(Extracted records)

=====

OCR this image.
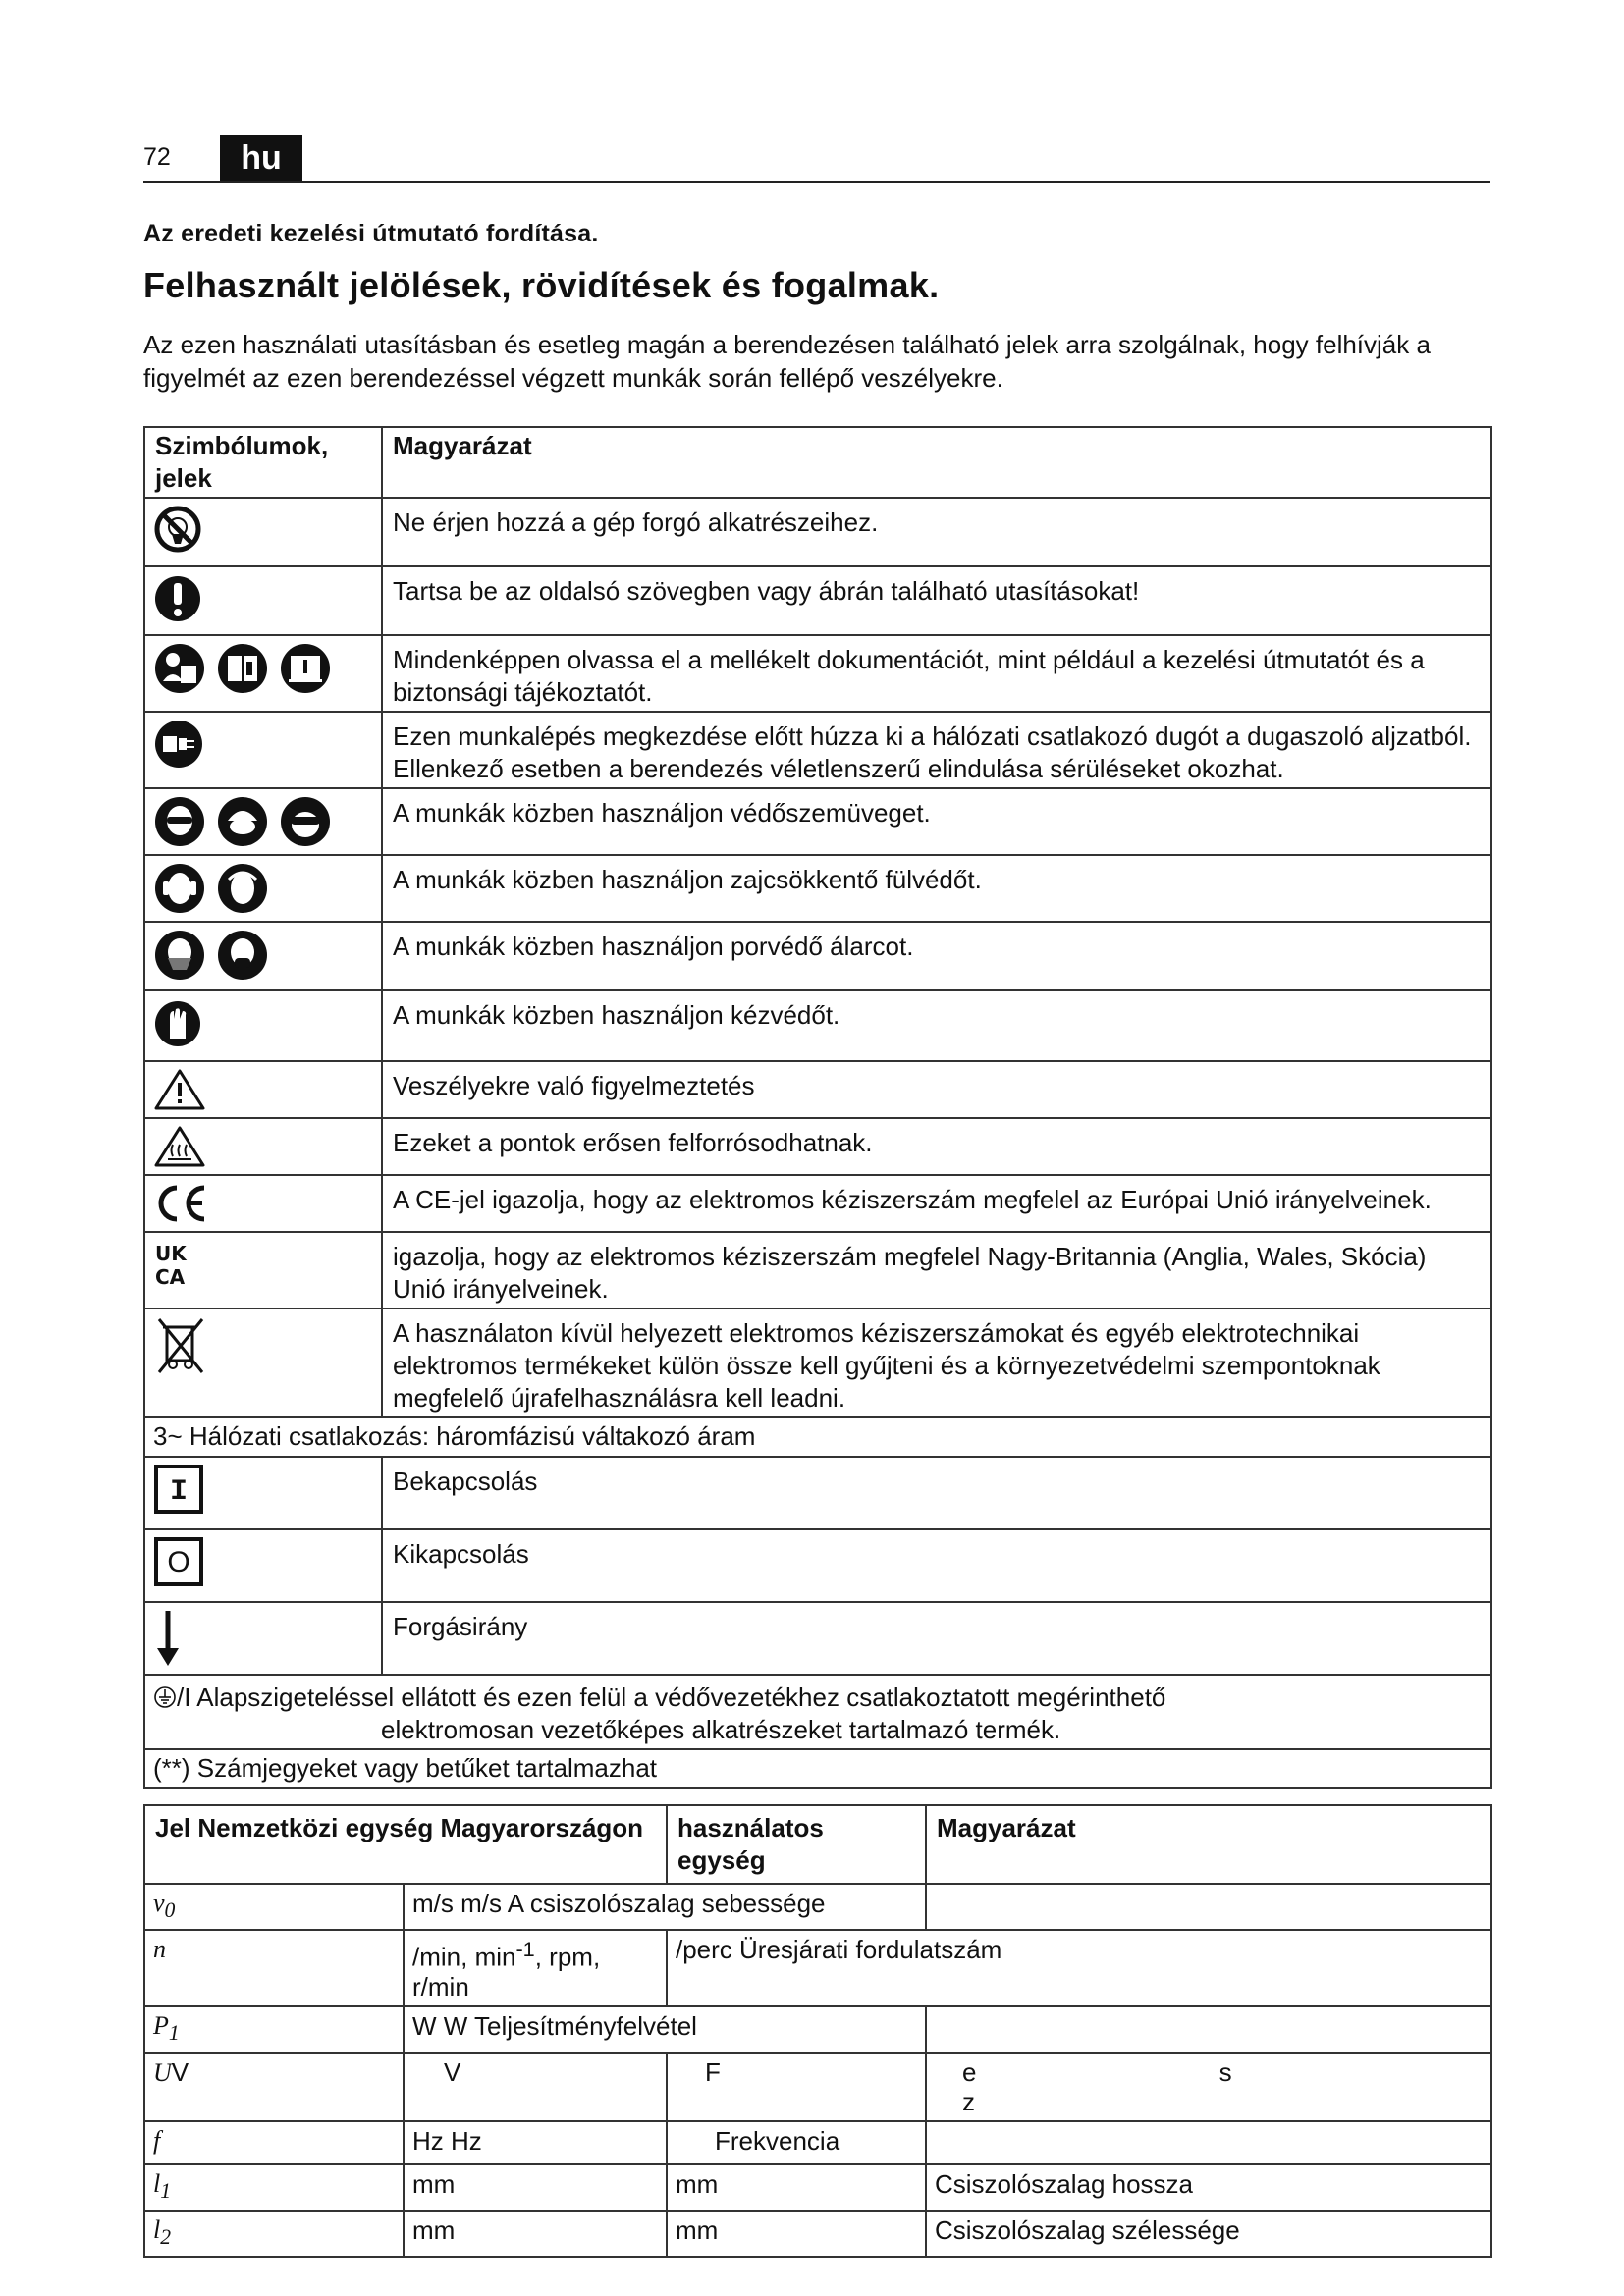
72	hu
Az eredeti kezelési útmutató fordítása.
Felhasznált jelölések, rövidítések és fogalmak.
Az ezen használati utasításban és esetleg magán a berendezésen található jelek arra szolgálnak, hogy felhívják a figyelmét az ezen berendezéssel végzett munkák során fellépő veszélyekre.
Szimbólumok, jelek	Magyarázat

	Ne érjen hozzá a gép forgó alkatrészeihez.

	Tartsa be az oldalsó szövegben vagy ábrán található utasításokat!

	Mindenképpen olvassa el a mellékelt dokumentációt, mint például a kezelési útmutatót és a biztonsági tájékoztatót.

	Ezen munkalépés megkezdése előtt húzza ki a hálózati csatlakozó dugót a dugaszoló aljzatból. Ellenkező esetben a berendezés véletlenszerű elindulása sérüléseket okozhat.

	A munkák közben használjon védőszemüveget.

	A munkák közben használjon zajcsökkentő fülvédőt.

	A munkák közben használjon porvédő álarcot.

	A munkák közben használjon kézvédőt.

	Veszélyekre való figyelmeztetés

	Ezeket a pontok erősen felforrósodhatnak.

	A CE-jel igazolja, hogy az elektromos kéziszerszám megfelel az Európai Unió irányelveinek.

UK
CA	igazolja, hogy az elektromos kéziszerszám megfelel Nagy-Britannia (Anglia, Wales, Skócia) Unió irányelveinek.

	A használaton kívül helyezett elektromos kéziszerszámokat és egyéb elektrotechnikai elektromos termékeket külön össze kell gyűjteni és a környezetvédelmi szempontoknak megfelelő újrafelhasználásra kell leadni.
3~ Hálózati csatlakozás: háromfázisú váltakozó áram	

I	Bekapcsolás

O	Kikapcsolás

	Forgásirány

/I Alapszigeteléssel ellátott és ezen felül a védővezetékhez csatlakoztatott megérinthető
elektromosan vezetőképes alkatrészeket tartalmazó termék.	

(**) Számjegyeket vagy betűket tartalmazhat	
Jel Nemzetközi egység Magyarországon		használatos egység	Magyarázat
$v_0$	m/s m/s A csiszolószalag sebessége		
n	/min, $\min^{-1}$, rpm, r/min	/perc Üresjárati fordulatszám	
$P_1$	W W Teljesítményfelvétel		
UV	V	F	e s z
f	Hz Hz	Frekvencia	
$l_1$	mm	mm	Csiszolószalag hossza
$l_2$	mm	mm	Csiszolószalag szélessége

=====

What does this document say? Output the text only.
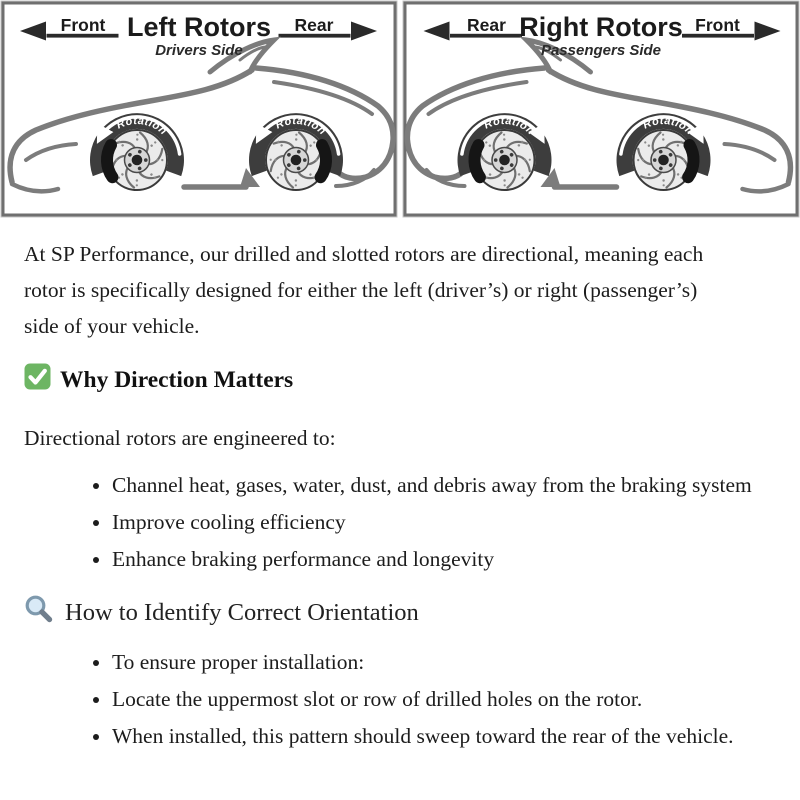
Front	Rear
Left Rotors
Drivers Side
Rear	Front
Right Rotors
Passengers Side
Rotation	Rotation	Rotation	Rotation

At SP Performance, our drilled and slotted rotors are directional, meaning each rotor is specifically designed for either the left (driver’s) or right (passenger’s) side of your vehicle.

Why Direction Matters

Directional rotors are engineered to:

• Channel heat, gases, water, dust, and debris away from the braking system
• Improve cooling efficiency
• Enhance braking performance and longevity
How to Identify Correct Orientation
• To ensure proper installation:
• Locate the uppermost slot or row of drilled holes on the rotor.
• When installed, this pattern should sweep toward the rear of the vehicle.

=====

EXERCISE BRIEF:
Find each line holding the string "igazolja" and copy it out.

WORKED SOLUTION:
	A CE-jel igazolja, hogy az elektromos kéziszerszám megfelel az Európai Unió irányelveinek.
CA	igazolja, hogy az elektromos kéziszerszám megfelel Nagy-Britannia (Anglia, Wales, Skócia) Unió irányelveinek.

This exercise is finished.